▸ Requirement: Please transcribe the data below exactly. Leave the pictures out.

▸ Data records:
- - -
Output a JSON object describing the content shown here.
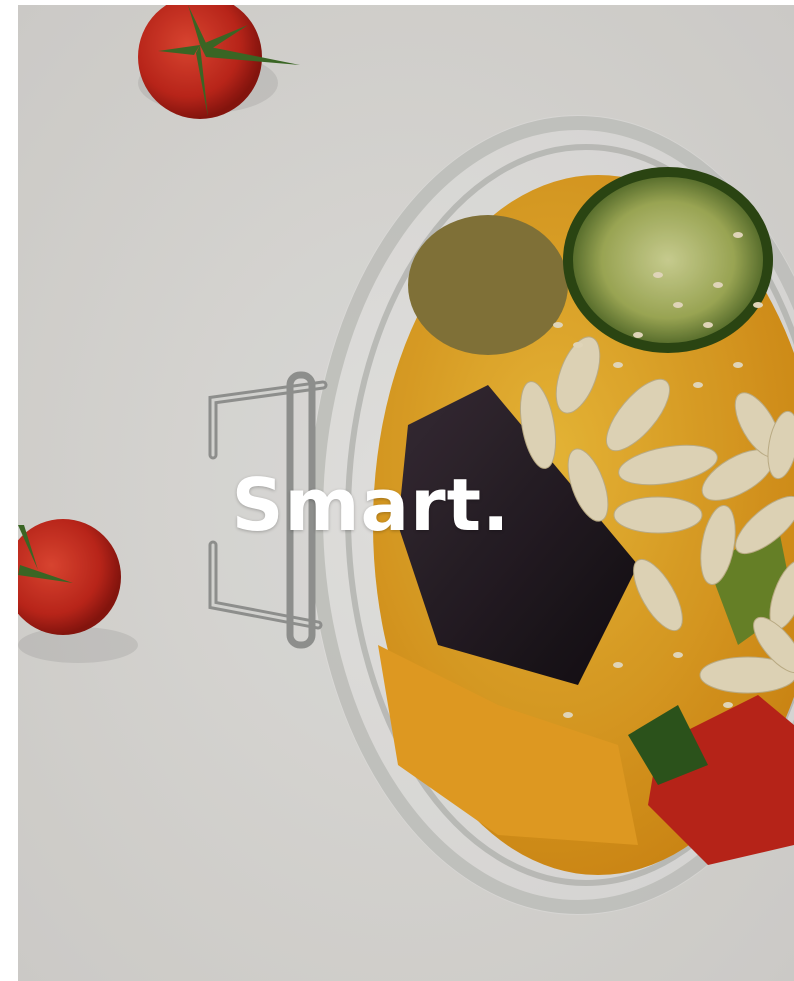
{
  "hero": {
    "headline": "Smart.",
    "image_subject": "overhead-glass-jar-of-roasted-vegetables-with-pine-nuts-and-cherry-tomatoes",
    "overlay_color": "#000000"
  },
  "colors": {
    "background": "#e8e6e3",
    "tomato": "#c7281c",
    "pepper_yellow": "#e9a51a",
    "eggplant": "#1f1820",
    "zucchini": "#5a7a2a"
  }
}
- - -
▸ Full output:
Output a JSON object describing the content shown here.
{
  "hero": {
    "headline": "Smart.",
    "image_subject": "overhead-glass-jar-of-roasted-vegetables-with-pine-nuts-and-cherry-tomatoes",
    "overlay_color": "#000000"
  },
  "colors": {
    "background": "#e8e6e3",
    "tomato": "#c7281c",
    "pepper_yellow": "#e9a51a",
    "eggplant": "#1f1820",
    "zucchini": "#5a7a2a"
  }
}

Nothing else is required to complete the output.